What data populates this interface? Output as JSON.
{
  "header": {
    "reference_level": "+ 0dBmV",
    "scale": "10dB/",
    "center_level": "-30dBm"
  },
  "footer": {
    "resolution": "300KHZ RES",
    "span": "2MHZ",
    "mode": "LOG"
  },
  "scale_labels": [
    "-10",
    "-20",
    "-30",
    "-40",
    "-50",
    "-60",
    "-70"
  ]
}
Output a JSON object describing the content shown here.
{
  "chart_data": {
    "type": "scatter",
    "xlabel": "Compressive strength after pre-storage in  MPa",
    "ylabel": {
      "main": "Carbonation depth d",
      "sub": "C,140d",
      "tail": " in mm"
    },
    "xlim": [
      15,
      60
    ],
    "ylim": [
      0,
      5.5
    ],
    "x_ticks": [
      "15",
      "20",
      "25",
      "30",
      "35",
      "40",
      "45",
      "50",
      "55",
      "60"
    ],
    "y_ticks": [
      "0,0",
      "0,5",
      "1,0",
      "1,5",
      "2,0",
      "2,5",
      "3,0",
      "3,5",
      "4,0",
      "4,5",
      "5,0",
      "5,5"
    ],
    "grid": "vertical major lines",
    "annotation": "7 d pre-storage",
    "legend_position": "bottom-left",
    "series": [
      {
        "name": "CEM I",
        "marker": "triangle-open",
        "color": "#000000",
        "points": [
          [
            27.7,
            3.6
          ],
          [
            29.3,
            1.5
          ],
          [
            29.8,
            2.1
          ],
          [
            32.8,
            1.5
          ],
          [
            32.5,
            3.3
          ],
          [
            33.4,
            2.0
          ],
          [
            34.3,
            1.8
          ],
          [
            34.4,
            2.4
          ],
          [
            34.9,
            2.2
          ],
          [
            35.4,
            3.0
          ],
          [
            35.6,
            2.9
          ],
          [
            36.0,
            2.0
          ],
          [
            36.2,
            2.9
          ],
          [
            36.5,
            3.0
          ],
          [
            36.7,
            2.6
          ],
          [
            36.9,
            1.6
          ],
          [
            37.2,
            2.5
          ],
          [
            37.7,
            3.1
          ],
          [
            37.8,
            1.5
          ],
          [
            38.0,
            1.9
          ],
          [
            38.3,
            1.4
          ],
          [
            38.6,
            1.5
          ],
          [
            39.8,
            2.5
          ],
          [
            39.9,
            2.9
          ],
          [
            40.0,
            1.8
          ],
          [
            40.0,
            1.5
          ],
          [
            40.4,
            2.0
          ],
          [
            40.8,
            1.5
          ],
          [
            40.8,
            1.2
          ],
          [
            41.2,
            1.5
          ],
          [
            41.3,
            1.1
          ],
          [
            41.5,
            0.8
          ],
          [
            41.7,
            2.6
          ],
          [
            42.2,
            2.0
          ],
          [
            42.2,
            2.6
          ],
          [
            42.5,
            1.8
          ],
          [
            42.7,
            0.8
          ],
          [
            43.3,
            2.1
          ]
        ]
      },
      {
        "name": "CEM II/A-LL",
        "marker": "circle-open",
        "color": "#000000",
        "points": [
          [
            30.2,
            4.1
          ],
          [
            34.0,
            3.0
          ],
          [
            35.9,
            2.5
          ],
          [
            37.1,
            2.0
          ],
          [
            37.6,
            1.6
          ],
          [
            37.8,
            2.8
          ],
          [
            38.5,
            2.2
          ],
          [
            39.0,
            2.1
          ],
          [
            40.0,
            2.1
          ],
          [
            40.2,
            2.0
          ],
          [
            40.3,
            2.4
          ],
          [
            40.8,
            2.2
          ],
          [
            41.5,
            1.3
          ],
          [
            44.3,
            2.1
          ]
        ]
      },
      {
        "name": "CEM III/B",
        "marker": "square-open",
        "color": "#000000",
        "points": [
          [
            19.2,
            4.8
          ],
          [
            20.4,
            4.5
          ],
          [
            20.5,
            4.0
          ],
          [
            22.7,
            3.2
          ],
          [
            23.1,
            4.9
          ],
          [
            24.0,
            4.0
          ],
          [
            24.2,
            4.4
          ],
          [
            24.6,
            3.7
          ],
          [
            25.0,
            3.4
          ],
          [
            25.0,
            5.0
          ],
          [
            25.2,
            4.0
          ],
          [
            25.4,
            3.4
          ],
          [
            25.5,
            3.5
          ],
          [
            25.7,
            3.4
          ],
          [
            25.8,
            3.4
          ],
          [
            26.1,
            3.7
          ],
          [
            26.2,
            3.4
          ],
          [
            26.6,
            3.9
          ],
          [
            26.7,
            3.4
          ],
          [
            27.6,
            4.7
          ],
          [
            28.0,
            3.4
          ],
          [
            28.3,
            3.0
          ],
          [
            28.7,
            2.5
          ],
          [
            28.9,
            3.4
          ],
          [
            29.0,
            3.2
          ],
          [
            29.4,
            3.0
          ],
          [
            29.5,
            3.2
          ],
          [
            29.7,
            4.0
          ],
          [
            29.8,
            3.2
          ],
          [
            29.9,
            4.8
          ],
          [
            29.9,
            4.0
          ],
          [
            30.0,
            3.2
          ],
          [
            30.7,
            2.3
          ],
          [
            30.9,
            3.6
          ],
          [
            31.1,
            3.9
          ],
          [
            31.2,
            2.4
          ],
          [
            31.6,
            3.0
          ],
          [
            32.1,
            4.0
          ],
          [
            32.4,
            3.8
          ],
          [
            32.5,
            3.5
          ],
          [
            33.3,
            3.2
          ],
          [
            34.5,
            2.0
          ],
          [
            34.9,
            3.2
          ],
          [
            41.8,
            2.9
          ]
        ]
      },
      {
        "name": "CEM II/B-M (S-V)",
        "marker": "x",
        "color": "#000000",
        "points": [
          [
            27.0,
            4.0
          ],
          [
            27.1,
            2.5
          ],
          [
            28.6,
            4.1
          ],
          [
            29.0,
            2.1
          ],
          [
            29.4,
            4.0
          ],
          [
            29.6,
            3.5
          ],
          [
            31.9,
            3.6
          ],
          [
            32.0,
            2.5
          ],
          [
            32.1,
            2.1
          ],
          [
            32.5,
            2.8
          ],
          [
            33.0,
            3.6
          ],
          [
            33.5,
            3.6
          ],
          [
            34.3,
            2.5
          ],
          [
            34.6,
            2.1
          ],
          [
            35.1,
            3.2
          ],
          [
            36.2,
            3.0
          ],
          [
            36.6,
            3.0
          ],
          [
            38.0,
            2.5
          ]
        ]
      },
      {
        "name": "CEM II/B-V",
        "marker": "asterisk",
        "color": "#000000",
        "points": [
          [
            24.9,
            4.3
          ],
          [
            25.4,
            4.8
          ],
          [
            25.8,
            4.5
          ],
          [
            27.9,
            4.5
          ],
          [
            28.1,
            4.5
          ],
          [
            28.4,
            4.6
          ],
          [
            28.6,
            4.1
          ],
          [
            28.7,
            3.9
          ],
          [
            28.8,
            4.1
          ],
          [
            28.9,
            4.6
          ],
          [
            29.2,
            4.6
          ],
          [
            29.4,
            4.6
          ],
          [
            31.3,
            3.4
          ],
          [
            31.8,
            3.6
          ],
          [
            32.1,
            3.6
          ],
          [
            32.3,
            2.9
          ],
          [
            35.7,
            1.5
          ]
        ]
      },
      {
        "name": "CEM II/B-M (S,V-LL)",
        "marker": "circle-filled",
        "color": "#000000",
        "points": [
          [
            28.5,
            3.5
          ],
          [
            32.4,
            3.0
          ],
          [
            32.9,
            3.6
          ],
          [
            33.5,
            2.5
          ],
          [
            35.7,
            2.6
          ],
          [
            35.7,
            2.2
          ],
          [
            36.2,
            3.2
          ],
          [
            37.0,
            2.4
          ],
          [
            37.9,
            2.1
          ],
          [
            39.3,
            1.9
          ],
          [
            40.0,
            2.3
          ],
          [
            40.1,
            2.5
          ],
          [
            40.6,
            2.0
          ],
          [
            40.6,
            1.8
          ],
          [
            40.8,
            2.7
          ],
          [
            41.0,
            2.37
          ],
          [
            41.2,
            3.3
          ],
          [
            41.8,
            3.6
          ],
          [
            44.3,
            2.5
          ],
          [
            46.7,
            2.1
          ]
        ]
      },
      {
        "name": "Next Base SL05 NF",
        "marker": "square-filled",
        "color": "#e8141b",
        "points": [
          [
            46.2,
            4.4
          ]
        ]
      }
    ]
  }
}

-=-=-

_Stated task:_ Pull out every line of the records that includes the string "marker".

_Full response:_
        "marker": "triangle-open",
        "marker": "circle-open",
        "marker": "square-open",
        "marker": "x",
        "marker": "asterisk",
        "marker": "circle-filled",
        "marker": "square-filled",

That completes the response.